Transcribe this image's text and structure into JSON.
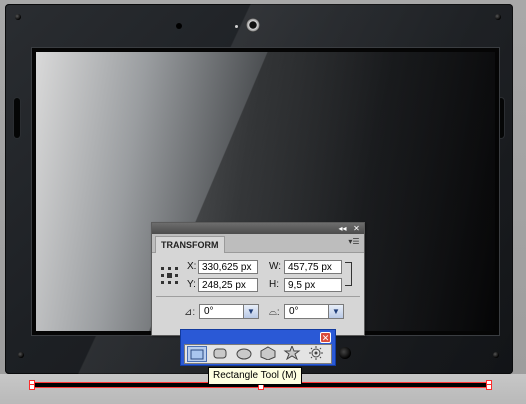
{
  "transform_panel": {
    "tab_label": "TRANSFORM",
    "x_label": "X:",
    "x_value": "330,625 px",
    "y_label": "Y:",
    "y_value": "248,25 px",
    "w_label": "W:",
    "w_value": "457,75 px",
    "h_label": "H:",
    "h_value": "9,5 px",
    "rotate_value": "0°",
    "shear_value": "0°"
  },
  "tool_flyout": {
    "tools": [
      "rectangle-tool",
      "rounded-rectangle-tool",
      "ellipse-tool",
      "polygon-tool",
      "star-tool",
      "flare-tool"
    ],
    "tooltip": "Rectangle Tool (M)"
  },
  "colors": {
    "flyout_blue": "#2a59d6",
    "selection_red": "#ff2a2a"
  }
}
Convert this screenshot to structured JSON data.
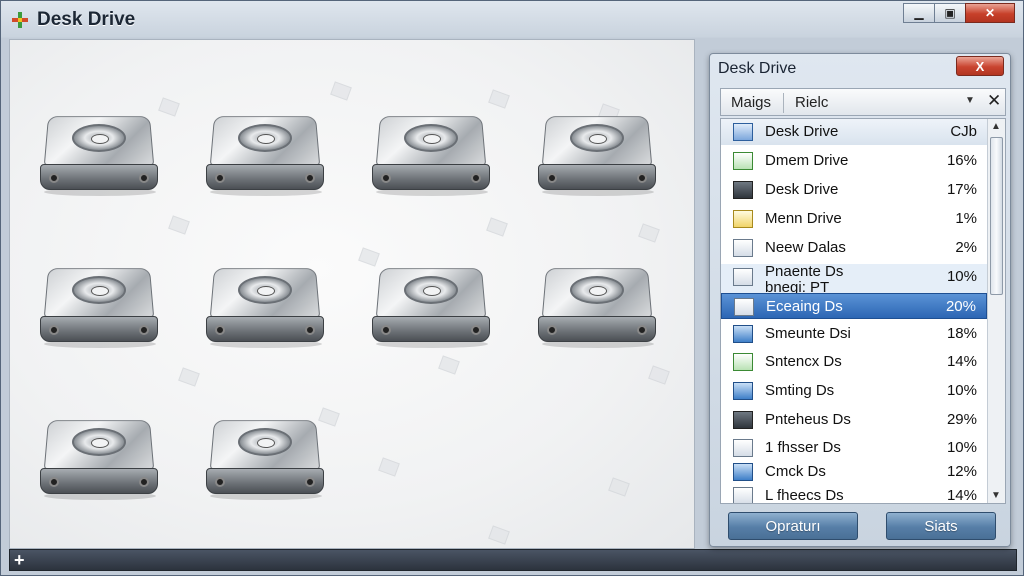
{
  "window": {
    "title": "Desk Drive",
    "controls": [
      "minimize",
      "maximize",
      "close"
    ]
  },
  "canvas": {
    "drives": [
      {
        "icon": "hard-drive-icon"
      },
      {
        "icon": "hard-drive-icon"
      },
      {
        "icon": "hard-drive-icon"
      },
      {
        "icon": "hard-drive-icon"
      },
      {
        "icon": "hard-drive-icon"
      },
      {
        "icon": "hard-drive-icon"
      },
      {
        "icon": "hard-drive-icon"
      },
      {
        "icon": "hard-drive-icon"
      },
      {
        "icon": "hard-drive-icon"
      },
      {
        "icon": "hard-drive-icon"
      }
    ]
  },
  "statusbar": {
    "add_label": "+"
  },
  "panel": {
    "title": "Desk Drive",
    "close_label": "X",
    "filter": {
      "left": "Maigs",
      "right": "Rielc",
      "clear": "✕"
    },
    "header": {
      "name": "Desk Drive",
      "value": "CJb"
    },
    "rows": [
      {
        "name": "Dmem Drive",
        "value": "16%",
        "icon": "green"
      },
      {
        "name": "Desk Drive",
        "value": "17%",
        "icon": "dark"
      },
      {
        "name": "Menn Drive",
        "value": "1%",
        "icon": "yellow"
      },
      {
        "name": "Neew Dalas",
        "value": "2%",
        "icon": "doc"
      },
      {
        "name": "Pnaente Ds\nbnegi: PT",
        "value": "10%",
        "icon": "doc",
        "highlight": true
      },
      {
        "name": "Eceaing Ds",
        "value": "20%",
        "icon": "doc",
        "selected": true
      },
      {
        "name": "Smeunte Dsi",
        "value": "18%",
        "icon": "blue"
      },
      {
        "name": "Sntencx Ds",
        "value": "14%",
        "icon": "green"
      },
      {
        "name": "Smting Ds",
        "value": "10%",
        "icon": "blue"
      },
      {
        "name": "Pnteheus Ds",
        "value": "29%",
        "icon": "dark"
      },
      {
        "name": "1 fhsser Ds",
        "value": "10%",
        "icon": "doc"
      },
      {
        "name": "Cmck Ds",
        "value": "12%",
        "icon": "chart"
      },
      {
        "name": "L fheecs Ds",
        "value": "14%",
        "icon": "doc"
      }
    ],
    "buttons": {
      "primary": "Opraturı",
      "secondary": "Siats"
    }
  }
}
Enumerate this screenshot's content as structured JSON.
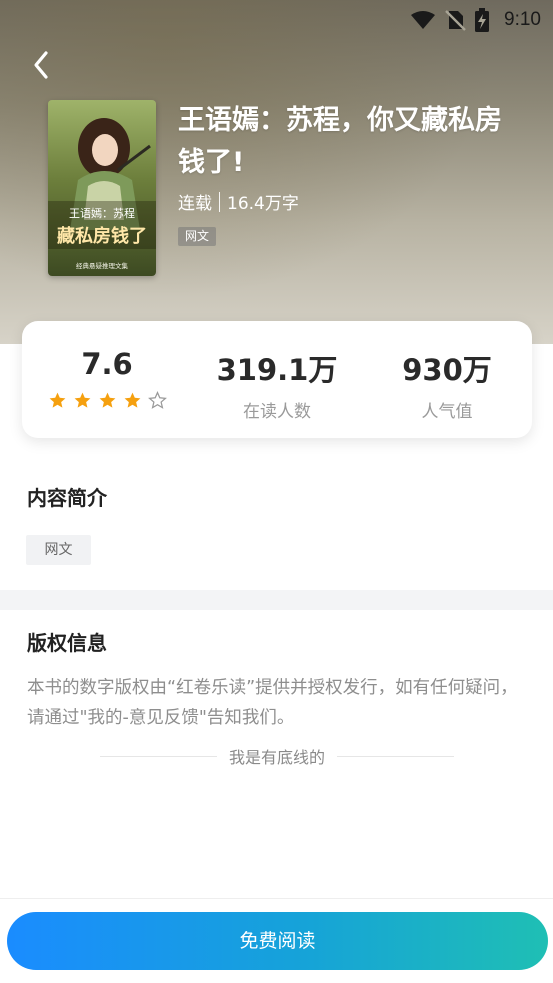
{
  "status_bar": {
    "time": "9:10"
  },
  "book": {
    "title": "王语嫣：苏程，你又藏私房钱了!",
    "status": "连载",
    "word_count": "16.4万字",
    "category_tag": "网文",
    "cover": {
      "title_text": "王语嫣：苏程",
      "subtitle_text": "藏私房钱了",
      "footer_text": "经典悬疑推理文集"
    }
  },
  "stats": {
    "rating": {
      "value": "7.6",
      "stars": 4,
      "max_stars": 5
    },
    "readers": {
      "value": "319.1万",
      "label": "在读人数"
    },
    "popularity": {
      "value": "930万",
      "label": "人气值"
    }
  },
  "intro": {
    "title": "内容简介",
    "tag": "网文"
  },
  "copyright": {
    "title": "版权信息",
    "text": "本书的数字版权由“红卷乐读”提供并授权发行，如有任何疑问，请通过\"我的-意见反馈\"告知我们。"
  },
  "bottom_line": "我是有底线的",
  "read_button": "免费阅读",
  "colors": {
    "star": "#f5a00f",
    "button_start": "#1a8cff",
    "button_end": "#1fbfb4"
  }
}
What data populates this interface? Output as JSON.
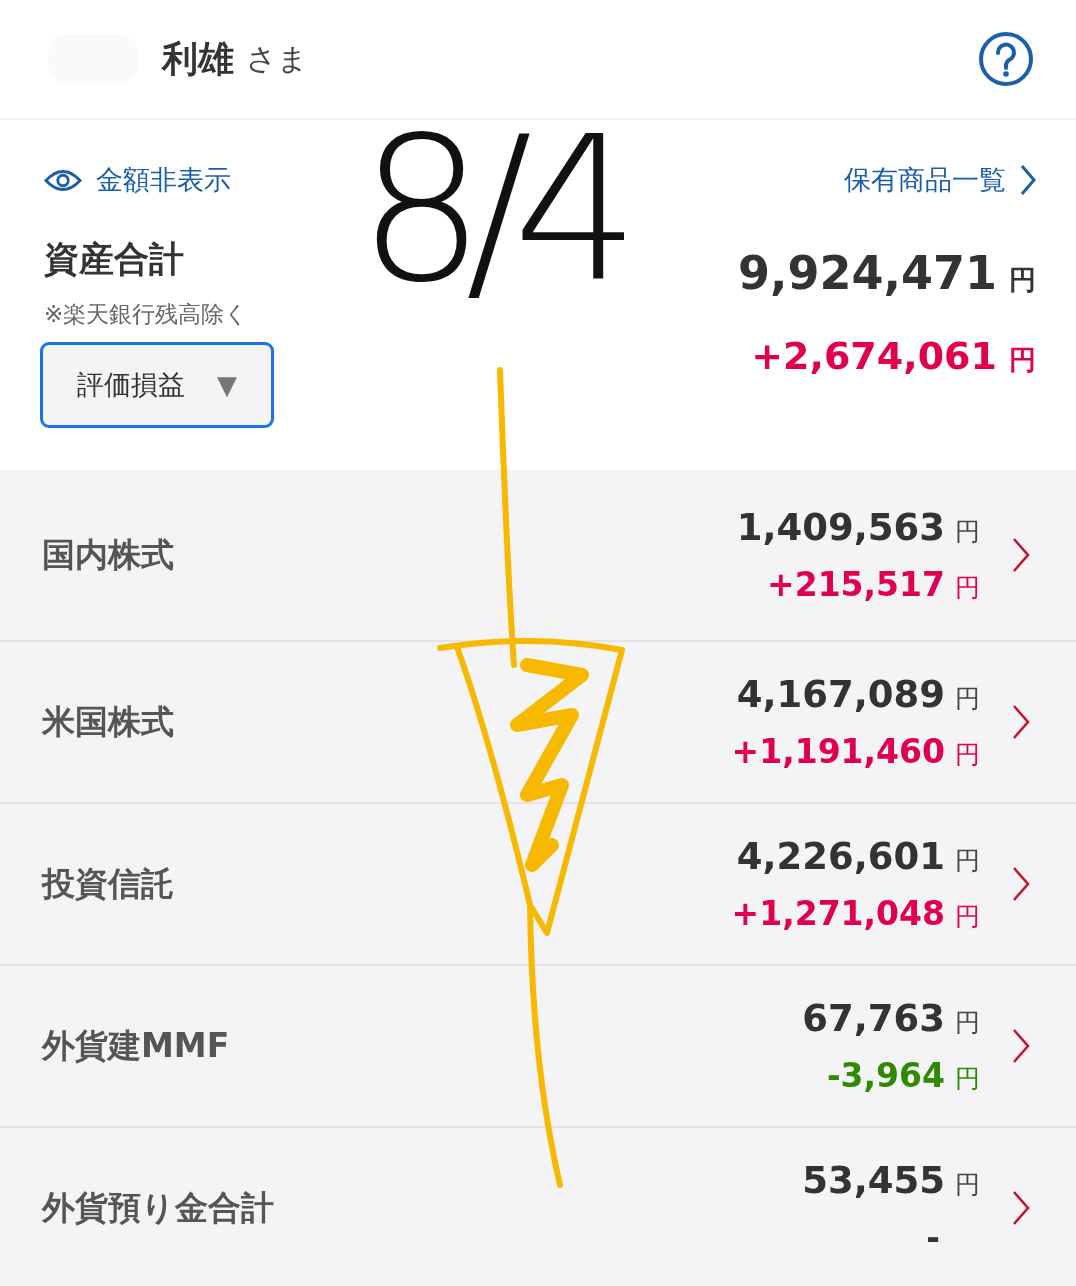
{
  "header": {
    "name": "利雄",
    "honorific": "さま"
  },
  "summary": {
    "hide_amounts_link": "金額非表示",
    "holdings_link": "保有商品一覧",
    "title": "資産合計",
    "note": "※楽天銀行残高除く",
    "dropdown": {
      "value": "評価損益",
      "caret": "▼"
    },
    "total": "9,924,471",
    "total_unit": "円",
    "gain": "+2,674,061",
    "gain_unit": "円"
  },
  "assets": [
    {
      "name": "国内株式",
      "amount": "1,409,563",
      "amount_unit": "円",
      "change": "+215,517",
      "change_unit": "円",
      "color": "#e0004f"
    },
    {
      "name": "米国株式",
      "amount": "4,167,089",
      "amount_unit": "円",
      "change": "+1,191,460",
      "change_unit": "円",
      "color": "#e0004f"
    },
    {
      "name": "投資信託",
      "amount": "4,226,601",
      "amount_unit": "円",
      "change": "+1,271,048",
      "change_unit": "円",
      "color": "#e0004f"
    },
    {
      "name": "外貨建MMF",
      "amount": "67,763",
      "amount_unit": "円",
      "change": "-3,964",
      "change_unit": "円",
      "color": "#2f8a00"
    },
    {
      "name": "外貨預り金合計",
      "amount": "53,455",
      "amount_unit": "円",
      "change": "-",
      "color": "#333333"
    }
  ],
  "annotation": {
    "handwriting": "8/4"
  }
}
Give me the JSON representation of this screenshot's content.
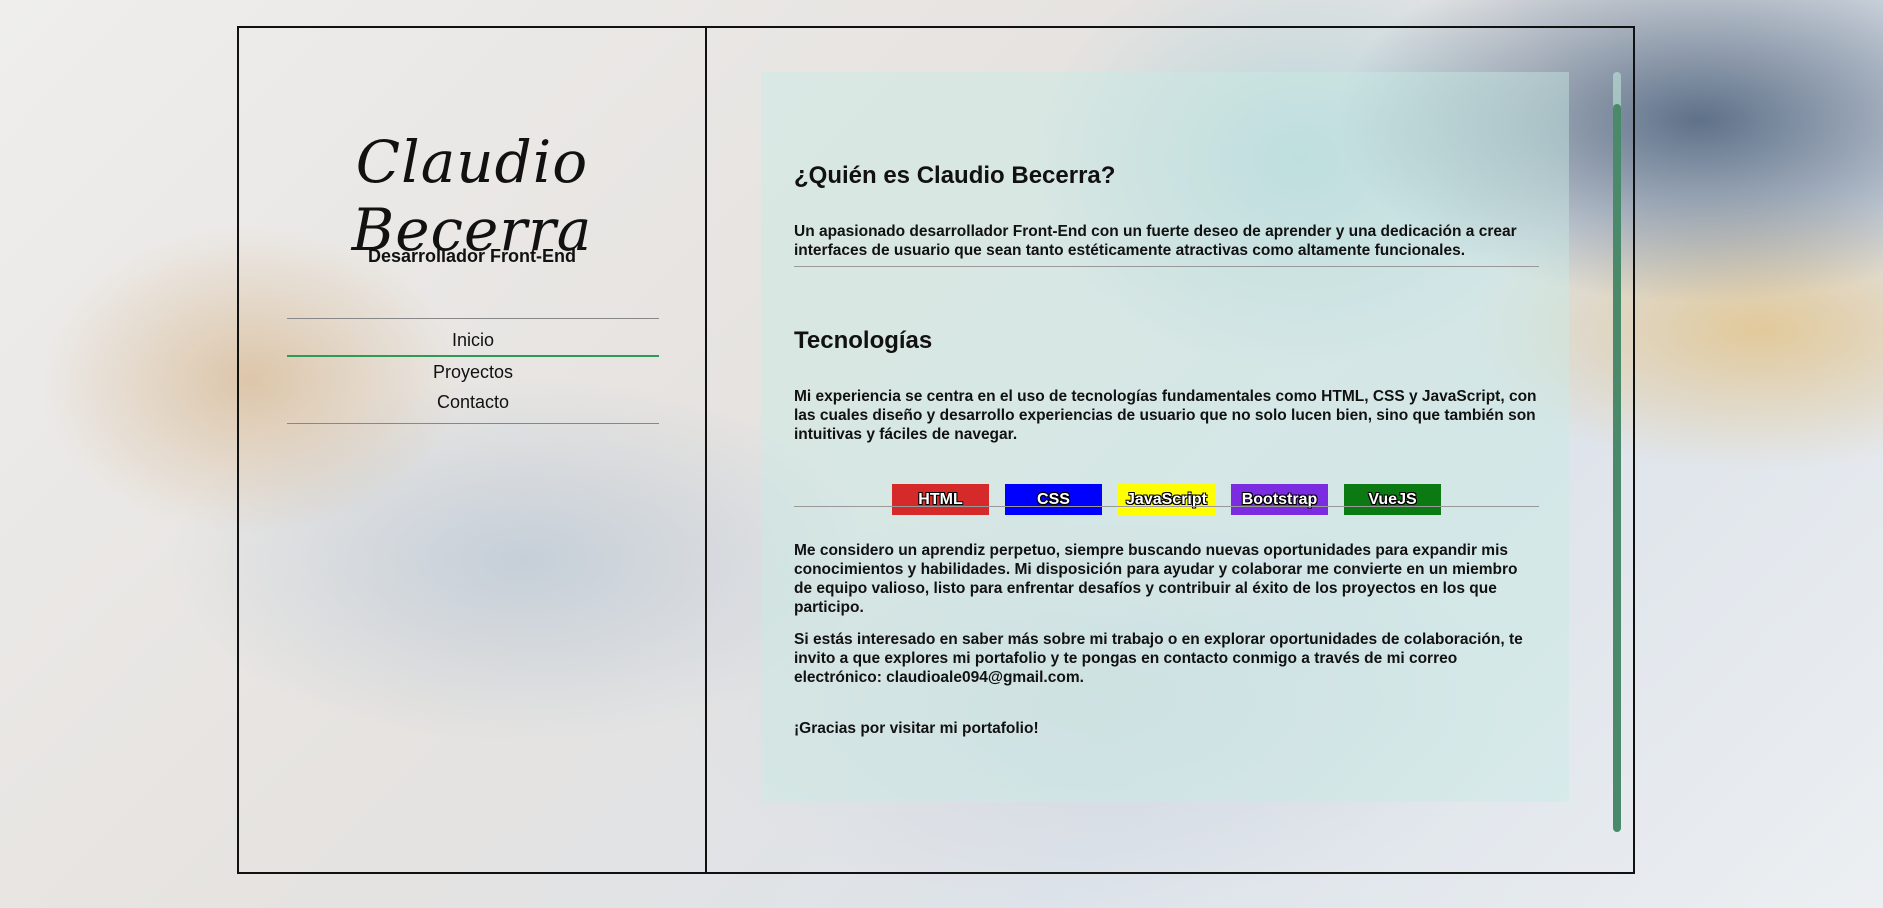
{
  "sidebar": {
    "name": "Claudio Becerra",
    "role": "Desarrollador Front-End",
    "nav": [
      "Inicio",
      "Proyectos",
      "Contacto"
    ]
  },
  "main": {
    "about_heading": "¿Quién es Claudio Becerra?",
    "about_text": "Un apasionado desarrollador Front-End con un fuerte deseo de aprender y una dedicación a crear interfaces de usuario que sean tanto estéticamente atractivas como altamente funcionales.",
    "tech_heading": "Tecnologías",
    "tech_text": "Mi experiencia se centra en el uso de tecnologías fundamentales como HTML, CSS y JavaScript, con las cuales diseño y desarrollo experiencias de usuario que no solo lucen bien, sino que también son intuitivas y fáciles de navegar.",
    "badges": [
      {
        "label": "HTML",
        "color": "#d62a2a"
      },
      {
        "label": "CSS",
        "color": "#0000ff"
      },
      {
        "label": "JavaScript",
        "color": "#ffff00"
      },
      {
        "label": "Bootstrap",
        "color": "#7b2be0"
      },
      {
        "label": "VueJS",
        "color": "#0b7a12"
      }
    ],
    "learner_text": "Me considero un aprendiz perpetuo, siempre buscando nuevas oportunidades para expandir mis conocimientos y habilidades. Mi disposición para ayudar y colaborar me convierte en un miembro de equipo valioso, listo para enfrentar desafíos y contribuir al éxito de los proyectos en los que participo.",
    "contact_text": "Si estás interesado en saber más sobre mi trabajo o en explorar oportunidades de colaboración, te invito a que explores mi portafolio y te pongas en contacto conmigo a través de mi correo electrónico: claudioale094@gmail.com.",
    "thanks_text": "¡Gracias por visitar mi portafolio!"
  },
  "colors": {
    "nav_active_underline": "#2e9a55",
    "scroll_thumb": "#4a8a6a"
  }
}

REQUIREMENT: Your task is to reproduce all of the material exactly. The pictures stay out.

IN RESPONSE:
Transcribe this image's text and structure into JSON.
{
  "transform_panel": {
    "tab_label": "TRANSFORM",
    "x_label": "X:",
    "x_value": "330,625 px",
    "y_label": "Y:",
    "y_value": "248,25 px",
    "w_label": "W:",
    "w_value": "457,75 px",
    "h_label": "H:",
    "h_value": "9,5 px",
    "rotate_value": "0°",
    "shear_value": "0°"
  },
  "tool_flyout": {
    "tools": [
      "rectangle-tool",
      "rounded-rectangle-tool",
      "ellipse-tool",
      "polygon-tool",
      "star-tool",
      "flare-tool"
    ],
    "tooltip": "Rectangle Tool (M)"
  },
  "colors": {
    "flyout_blue": "#2a59d6",
    "selection_red": "#ff2a2a"
  }
}
Convert this screenshot to structured JSON data.
{
  "window": {
    "title": "Desk Drive",
    "controls": [
      "minimize",
      "maximize",
      "close"
    ]
  },
  "canvas": {
    "drives": [
      {
        "icon": "hard-drive-icon"
      },
      {
        "icon": "hard-drive-icon"
      },
      {
        "icon": "hard-drive-icon"
      },
      {
        "icon": "hard-drive-icon"
      },
      {
        "icon": "hard-drive-icon"
      },
      {
        "icon": "hard-drive-icon"
      },
      {
        "icon": "hard-drive-icon"
      },
      {
        "icon": "hard-drive-icon"
      },
      {
        "icon": "hard-drive-icon"
      },
      {
        "icon": "hard-drive-icon"
      }
    ]
  },
  "statusbar": {
    "add_label": "+"
  },
  "panel": {
    "title": "Desk Drive",
    "close_label": "X",
    "filter": {
      "left": "Maigs",
      "right": "Rielc",
      "clear": "✕"
    },
    "header": {
      "name": "Desk Drive",
      "value": "CJb"
    },
    "rows": [
      {
        "name": "Dmem Drive",
        "value": "16%",
        "icon": "green"
      },
      {
        "name": "Desk Drive",
        "value": "17%",
        "icon": "dark"
      },
      {
        "name": "Menn Drive",
        "value": "1%",
        "icon": "yellow"
      },
      {
        "name": "Neew Dalas",
        "value": "2%",
        "icon": "doc"
      },
      {
        "name": "Pnaente Ds\nbnegi: PT",
        "value": "10%",
        "icon": "doc",
        "highlight": true
      },
      {
        "name": "Eceaing Ds",
        "value": "20%",
        "icon": "doc",
        "selected": true
      },
      {
        "name": "Smeunte Dsi",
        "value": "18%",
        "icon": "blue"
      },
      {
        "name": "Sntencx Ds",
        "value": "14%",
        "icon": "green"
      },
      {
        "name": "Smting Ds",
        "value": "10%",
        "icon": "blue"
      },
      {
        "name": "Pnteheus Ds",
        "value": "29%",
        "icon": "dark"
      },
      {
        "name": "1 fhsser Ds",
        "value": "10%",
        "icon": "doc"
      },
      {
        "name": "Cmck Ds",
        "value": "12%",
        "icon": "chart"
      },
      {
        "name": "L fheecs Ds",
        "value": "14%",
        "icon": "doc"
      }
    ],
    "buttons": {
      "primary": "Opraturı",
      "secondary": "Siats"
    }
  }
}
Enumerate this screenshot's content as structured JSON.
{
  "status_bar": {
    "time": "9:10"
  },
  "book": {
    "title": "王语嫣：苏程，你又藏私房钱了!",
    "status": "连载",
    "word_count": "16.4万字",
    "category_tag": "网文",
    "cover": {
      "title_text": "王语嫣：苏程",
      "subtitle_text": "藏私房钱了",
      "footer_text": "经典悬疑推理文集"
    }
  },
  "stats": {
    "rating": {
      "value": "7.6",
      "stars": 4,
      "max_stars": 5
    },
    "readers": {
      "value": "319.1万",
      "label": "在读人数"
    },
    "popularity": {
      "value": "930万",
      "label": "人气值"
    }
  },
  "intro": {
    "title": "内容简介",
    "tag": "网文"
  },
  "copyright": {
    "title": "版权信息",
    "text": "本书的数字版权由“红卷乐读”提供并授权发行，如有任何疑问，请通过\"我的-意见反馈\"告知我们。"
  },
  "bottom_line": "我是有底线的",
  "read_button": "免费阅读",
  "colors": {
    "star": "#f5a00f",
    "button_start": "#1a8cff",
    "button_end": "#1fbfb4"
  }
}
What data populates this interface? Output as JSON.
{
  "header": {
    "name": "利雄",
    "honorific": "さま"
  },
  "summary": {
    "hide_amounts_link": "金額非表示",
    "holdings_link": "保有商品一覧",
    "title": "資産合計",
    "note": "※楽天銀行残高除く",
    "dropdown": {
      "value": "評価損益",
      "caret": "▼"
    },
    "total": "9,924,471",
    "total_unit": "円",
    "gain": "+2,674,061",
    "gain_unit": "円"
  },
  "assets": [
    {
      "name": "国内株式",
      "amount": "1,409,563",
      "amount_unit": "円",
      "change": "+215,517",
      "change_unit": "円",
      "color": "#e0004f"
    },
    {
      "name": "米国株式",
      "amount": "4,167,089",
      "amount_unit": "円",
      "change": "+1,191,460",
      "change_unit": "円",
      "color": "#e0004f"
    },
    {
      "name": "投資信託",
      "amount": "4,226,601",
      "amount_unit": "円",
      "change": "+1,271,048",
      "change_unit": "円",
      "color": "#e0004f"
    },
    {
      "name": "外貨建MMF",
      "amount": "67,763",
      "amount_unit": "円",
      "change": "-3,964",
      "change_unit": "円",
      "color": "#2f8a00"
    },
    {
      "name": "外貨預り金合計",
      "amount": "53,455",
      "amount_unit": "円",
      "change": "-",
      "color": "#333333"
    }
  ],
  "annotation": {
    "handwriting": "8/4"
  }
}
Give me the JSON representation of this screenshot's content.
{
  "sidebar": {
    "name": "Claudio Becerra",
    "role": "Desarrollador Front-End",
    "nav": [
      "Inicio",
      "Proyectos",
      "Contacto"
    ]
  },
  "main": {
    "about_heading": "¿Quién es Claudio Becerra?",
    "about_text": "Un apasionado desarrollador Front-End con un fuerte deseo de aprender y una dedicación a crear interfaces de usuario que sean tanto estéticamente atractivas como altamente funcionales.",
    "tech_heading": "Tecnologías",
    "tech_text": "Mi experiencia se centra en el uso de tecnologías fundamentales como HTML, CSS y JavaScript, con las cuales diseño y desarrollo experiencias de usuario que no solo lucen bien, sino que también son intuitivas y fáciles de navegar.",
    "badges": [
      {
        "label": "HTML",
        "color": "#d62a2a"
      },
      {
        "label": "CSS",
        "color": "#0000ff"
      },
      {
        "label": "JavaScript",
        "color": "#ffff00"
      },
      {
        "label": "Bootstrap",
        "color": "#7b2be0"
      },
      {
        "label": "VueJS",
        "color": "#0b7a12"
      }
    ],
    "learner_text": "Me considero un aprendiz perpetuo, siempre buscando nuevas oportunidades para expandir mis conocimientos y habilidades. Mi disposición para ayudar y colaborar me convierte en un miembro de equipo valioso, listo para enfrentar desafíos y contribuir al éxito de los proyectos en los que participo.",
    "contact_text": "Si estás interesado en saber más sobre mi trabajo o en explorar oportunidades de colaboración, te invito a que explores mi portafolio y te pongas en contacto conmigo a través de mi correo electrónico: claudioale094@gmail.com.",
    "thanks_text": "¡Gracias por visitar mi portafolio!"
  },
  "colors": {
    "nav_active_underline": "#2e9a55",
    "scroll_thumb": "#4a8a6a"
  }
}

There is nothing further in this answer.